Written problem:
Leave out the pictures and transcribe the rest of the records exactly.

The data:
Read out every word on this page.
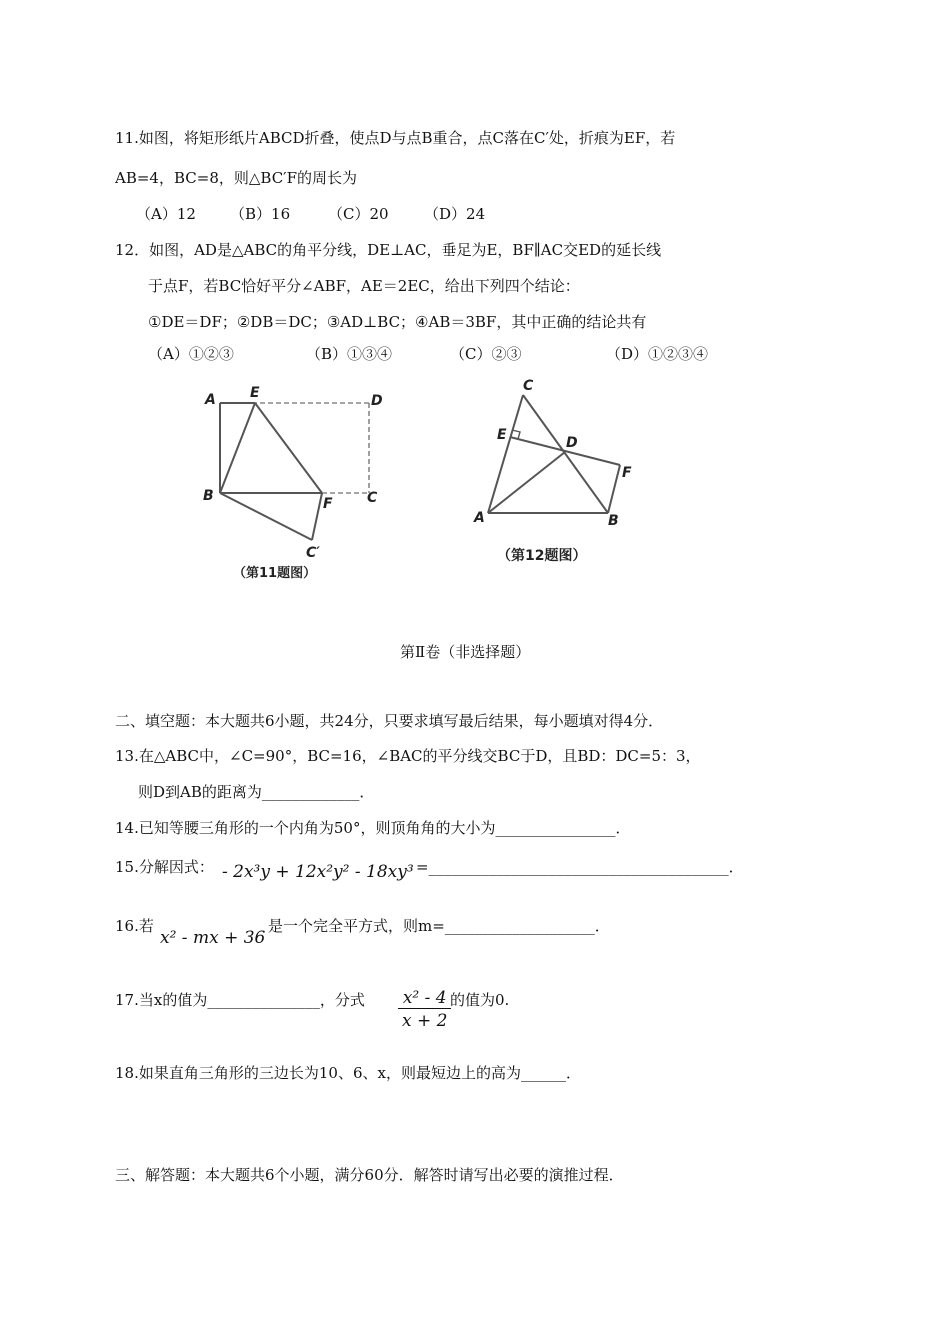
11.如图，将矩形纸片ABCD折叠，使点D与点B重合，点C落在C′处，折痕为EF，若
AB=4，BC=8，则△BC′F的周长为
（A）12 （B）16	（C）20 （D）24
12．如图，AD是△ABC的角平分线，DE⊥AC，垂足为E，BF∥AC交ED的延长线
于点F，若BC恰好平分∠ABF，AE＝2EC，给出下列四个结论：
①DE＝DF；②DB＝DC；③AD⊥BC；④AB＝3BF，其中正确的结论共有
（A）①②③	（B）①③④	（C）②③	（D）①②③④
A E	D
B	F C
C′
（第11题图）
C
E	D
F
A	B
（第12题图）
第Ⅱ卷（非选择题）
二、填空题：本大题共6小题，共24分，只要求填写最后结果，每小题填对得4分．
13.在△ABC中，∠C=90°，BC=16，∠BAC的平分线交BC于D，且BD：DC=5：3，
则D到AB的距离为_____________．
14.已知等腰三角形的一个内角为50°，则顶角角的大小为________________．
15.分解因式： - 2x³y + 12x²y² - 18xy³ =________________________________________．
16.若
x² - mx + 36
是一个完全平方式，则m=____________________．
17.当x的值为_______________，分式 $\frac{\text{x² - 4}}{x + 2}$
的值为0.
18.如果直角三角形的三边长为10、6、x，则最短边上的高为______．
三、解答题：本大题共6个小题，满分60分．解答时请写出必要的演推过程．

Exercise result:
Read out every word on this page.
11.如图，将矩形纸片ABCD折叠，使点D与点B重合，点C落在C′处，折痕为EF，若
AB=4，BC=8，则△BC′F的周长为
（A）12 （B）16	（C）20 （D）24
12．如图，AD是△ABC的角平分线，DE⊥AC，垂足为E，BF∥AC交ED的延长线
于点F，若BC恰好平分∠ABF，AE＝2EC，给出下列四个结论：
①DE＝DF；②DB＝DC；③AD⊥BC；④AB＝3BF，其中正确的结论共有
（A）①②③	（B）①③④	（C）②③	（D）①②③④
A E	D
B	F C
C′
（第11题图）
C
E	D
F
A	B
（第12题图）
第Ⅱ卷（非选择题）
二、填空题：本大题共6小题，共24分，只要求填写最后结果，每小题填对得4分．
13.在△ABC中，∠C=90°，BC=16，∠BAC的平分线交BC于D，且BD：DC=5：3，
则D到AB的距离为_____________．
14.已知等腰三角形的一个内角为50°，则顶角角的大小为________________．
15.分解因式： - 2x³y + 12x²y² - 18xy³ =________________________________________．
16.若
x² - mx + 36
是一个完全平方式，则m=____________________．
17.当x的值为_______________，分式 $\frac{\text{x² - 4}}{x + 2}$
的值为0.
18.如果直角三角形的三边长为10、6、x，则最短边上的高为______．
三、解答题：本大题共6个小题，满分60分．解答时请写出必要的演推过程．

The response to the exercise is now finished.